CHALLENGE:
Scan the data for "text" and copy the lines it appears in.

TASK INPUTS:
◇ ◇ ◇ ◇
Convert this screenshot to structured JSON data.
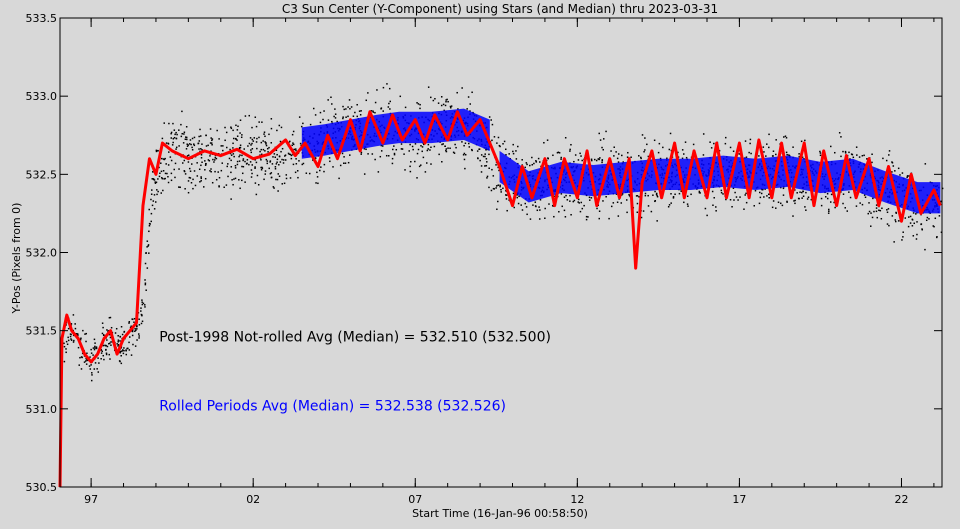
{
  "chart_data": {
    "type": "scatter",
    "title": "C3 Sun Center (Y-Component) using Stars (and Median) thru 2023-03-31",
    "xlabel": "Start Time (16-Jan-96 00:58:50)",
    "ylabel": "Y-Pos (Pixels from 0)",
    "xlim": [
      1996.04,
      2023.25
    ],
    "ylim": [
      530.5,
      533.5
    ],
    "x_ticks": [
      {
        "value": 1997,
        "label": "97"
      },
      {
        "value": 2002,
        "label": "02"
      },
      {
        "value": 2007,
        "label": "07"
      },
      {
        "value": 2012,
        "label": "12"
      },
      {
        "value": 2017,
        "label": "17"
      },
      {
        "value": 2022,
        "label": "22"
      }
    ],
    "y_ticks": [
      {
        "value": 530.5,
        "label": "530.5"
      },
      {
        "value": 531.0,
        "label": "531.0"
      },
      {
        "value": 531.5,
        "label": "531.5"
      },
      {
        "value": 532.0,
        "label": "532.0"
      },
      {
        "value": 532.5,
        "label": "532.5"
      },
      {
        "value": 533.0,
        "label": "533.0"
      },
      {
        "value": 533.5,
        "label": "533.5"
      }
    ],
    "series": [
      {
        "color": "#000000",
        "style": "dots",
        "points": [
          [
            1996.1,
            531.4
          ],
          [
            1996.3,
            531.55
          ],
          [
            1996.5,
            531.45
          ],
          [
            1996.8,
            531.35
          ],
          [
            1997.0,
            531.3
          ],
          [
            1997.3,
            531.4
          ],
          [
            1997.6,
            531.45
          ],
          [
            1997.9,
            531.4
          ],
          [
            1998.2,
            531.5
          ],
          [
            1998.5,
            531.55
          ],
          [
            1999.0,
            532.6
          ],
          [
            1999.5,
            532.65
          ],
          [
            2000.0,
            532.6
          ],
          [
            2000.5,
            532.65
          ],
          [
            2001.0,
            532.6
          ],
          [
            2001.5,
            532.65
          ],
          [
            2002.0,
            532.6
          ],
          [
            2002.5,
            532.62
          ],
          [
            2003.0,
            532.6
          ],
          [
            2003.5,
            532.65
          ],
          [
            2004.0,
            532.7
          ],
          [
            2004.5,
            532.72
          ],
          [
            2005.0,
            532.75
          ],
          [
            2005.5,
            532.78
          ],
          [
            2006.0,
            532.8
          ],
          [
            2006.5,
            532.78
          ],
          [
            2007.0,
            532.75
          ],
          [
            2007.5,
            532.8
          ],
          [
            2008.0,
            532.78
          ],
          [
            2008.5,
            532.8
          ],
          [
            2009.0,
            532.75
          ],
          [
            2009.5,
            532.55
          ],
          [
            2010.0,
            532.45
          ],
          [
            2010.5,
            532.4
          ],
          [
            2011.0,
            532.45
          ],
          [
            2011.5,
            532.5
          ],
          [
            2012.0,
            532.48
          ],
          [
            2012.5,
            532.45
          ],
          [
            2013.0,
            532.5
          ],
          [
            2013.5,
            532.45
          ],
          [
            2014.0,
            532.5
          ],
          [
            2014.5,
            532.48
          ],
          [
            2015.0,
            532.52
          ],
          [
            2015.5,
            532.48
          ],
          [
            2016.0,
            532.5
          ],
          [
            2016.5,
            532.52
          ],
          [
            2017.0,
            532.5
          ],
          [
            2017.5,
            532.48
          ],
          [
            2018.0,
            532.5
          ],
          [
            2018.5,
            532.52
          ],
          [
            2019.0,
            532.5
          ],
          [
            2019.5,
            532.45
          ],
          [
            2020.0,
            532.48
          ],
          [
            2020.5,
            532.5
          ],
          [
            2021.0,
            532.45
          ],
          [
            2021.5,
            532.4
          ],
          [
            2022.0,
            532.35
          ],
          [
            2022.5,
            532.3
          ],
          [
            2023.0,
            532.35
          ]
        ]
      },
      {
        "color": "#0000ff",
        "style": "band",
        "segments": [
          [
            [
              2003.5,
              532.7
            ],
            [
              2004.2,
              532.72
            ],
            [
              2005.0,
              532.75
            ],
            [
              2005.8,
              532.78
            ],
            [
              2006.5,
              532.8
            ],
            [
              2007.5,
              532.8
            ],
            [
              2008.5,
              532.82
            ],
            [
              2009.3,
              532.75
            ]
          ],
          [
            [
              2009.6,
              532.55
            ],
            [
              2010.5,
              532.42
            ],
            [
              2011.5,
              532.48
            ],
            [
              2012.5,
              532.46
            ],
            [
              2013.5,
              532.48
            ],
            [
              2014.5,
              532.5
            ],
            [
              2015.5,
              532.5
            ],
            [
              2016.5,
              532.52
            ],
            [
              2017.5,
              532.5
            ],
            [
              2018.5,
              532.52
            ],
            [
              2019.5,
              532.48
            ],
            [
              2020.5,
              532.5
            ],
            [
              2021.5,
              532.42
            ],
            [
              2022.5,
              532.35
            ],
            [
              2023.2,
              532.35
            ]
          ]
        ]
      },
      {
        "color": "#ff0000",
        "style": "line",
        "points": [
          [
            1996.04,
            530.5
          ],
          [
            1996.1,
            531.45
          ],
          [
            1996.25,
            531.6
          ],
          [
            1996.4,
            531.5
          ],
          [
            1996.6,
            531.45
          ],
          [
            1996.8,
            531.35
          ],
          [
            1997.0,
            531.3
          ],
          [
            1997.2,
            531.35
          ],
          [
            1997.4,
            531.45
          ],
          [
            1997.6,
            531.5
          ],
          [
            1997.8,
            531.35
          ],
          [
            1998.0,
            531.45
          ],
          [
            1998.2,
            531.5
          ],
          [
            1998.4,
            531.55
          ],
          [
            1998.6,
            532.3
          ],
          [
            1998.8,
            532.6
          ],
          [
            1999.0,
            532.5
          ],
          [
            1999.2,
            532.7
          ],
          [
            1999.5,
            532.65
          ],
          [
            2000.0,
            532.6
          ],
          [
            2000.5,
            532.65
          ],
          [
            2001.0,
            532.62
          ],
          [
            2001.5,
            532.66
          ],
          [
            2002.0,
            532.6
          ],
          [
            2002.5,
            532.63
          ],
          [
            2003.0,
            532.72
          ],
          [
            2003.3,
            532.62
          ],
          [
            2003.6,
            532.7
          ],
          [
            2004.0,
            532.55
          ],
          [
            2004.3,
            532.75
          ],
          [
            2004.6,
            532.6
          ],
          [
            2005.0,
            532.85
          ],
          [
            2005.3,
            532.65
          ],
          [
            2005.6,
            532.9
          ],
          [
            2006.0,
            532.7
          ],
          [
            2006.3,
            532.88
          ],
          [
            2006.6,
            532.72
          ],
          [
            2007.0,
            532.85
          ],
          [
            2007.3,
            532.7
          ],
          [
            2007.6,
            532.88
          ],
          [
            2008.0,
            532.72
          ],
          [
            2008.3,
            532.9
          ],
          [
            2008.6,
            532.75
          ],
          [
            2009.0,
            532.85
          ],
          [
            2009.3,
            532.7
          ],
          [
            2009.6,
            532.55
          ],
          [
            2010.0,
            532.3
          ],
          [
            2010.3,
            532.55
          ],
          [
            2010.6,
            532.35
          ],
          [
            2011.0,
            532.6
          ],
          [
            2011.3,
            532.3
          ],
          [
            2011.6,
            532.6
          ],
          [
            2012.0,
            532.35
          ],
          [
            2012.3,
            532.65
          ],
          [
            2012.6,
            532.3
          ],
          [
            2013.0,
            532.6
          ],
          [
            2013.3,
            532.35
          ],
          [
            2013.6,
            532.6
          ],
          [
            2013.8,
            531.9
          ],
          [
            2014.0,
            532.45
          ],
          [
            2014.3,
            532.65
          ],
          [
            2014.6,
            532.35
          ],
          [
            2015.0,
            532.7
          ],
          [
            2015.3,
            532.35
          ],
          [
            2015.6,
            532.65
          ],
          [
            2016.0,
            532.35
          ],
          [
            2016.3,
            532.7
          ],
          [
            2016.6,
            532.35
          ],
          [
            2017.0,
            532.7
          ],
          [
            2017.3,
            532.35
          ],
          [
            2017.6,
            532.72
          ],
          [
            2018.0,
            532.35
          ],
          [
            2018.3,
            532.7
          ],
          [
            2018.6,
            532.35
          ],
          [
            2019.0,
            532.7
          ],
          [
            2019.3,
            532.3
          ],
          [
            2019.6,
            532.65
          ],
          [
            2020.0,
            532.3
          ],
          [
            2020.3,
            532.62
          ],
          [
            2020.6,
            532.35
          ],
          [
            2021.0,
            532.6
          ],
          [
            2021.3,
            532.3
          ],
          [
            2021.6,
            532.55
          ],
          [
            2022.0,
            532.2
          ],
          [
            2022.3,
            532.5
          ],
          [
            2022.6,
            532.25
          ],
          [
            2023.0,
            532.4
          ],
          [
            2023.2,
            532.3
          ]
        ]
      }
    ],
    "annotations": [
      {
        "text": "Post-1998 Not-rolled Avg (Median) = 532.510 (532.500)",
        "color": "#000000",
        "x": 1999.1,
        "y": 531.43
      },
      {
        "text": "Rolled Periods Avg (Median) = 532.538 (532.526)",
        "color": "#0000ff",
        "x": 1999.1,
        "y": 530.99
      }
    ]
  }
}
◇ ◇ ◇ ◇
CORRECT ANSWER:
        "text": "Post-1998 Not-rolled Avg (Median) = 532.510 (532.500)",
        "text": "Rolled Periods Avg (Median) = 532.538 (532.526)",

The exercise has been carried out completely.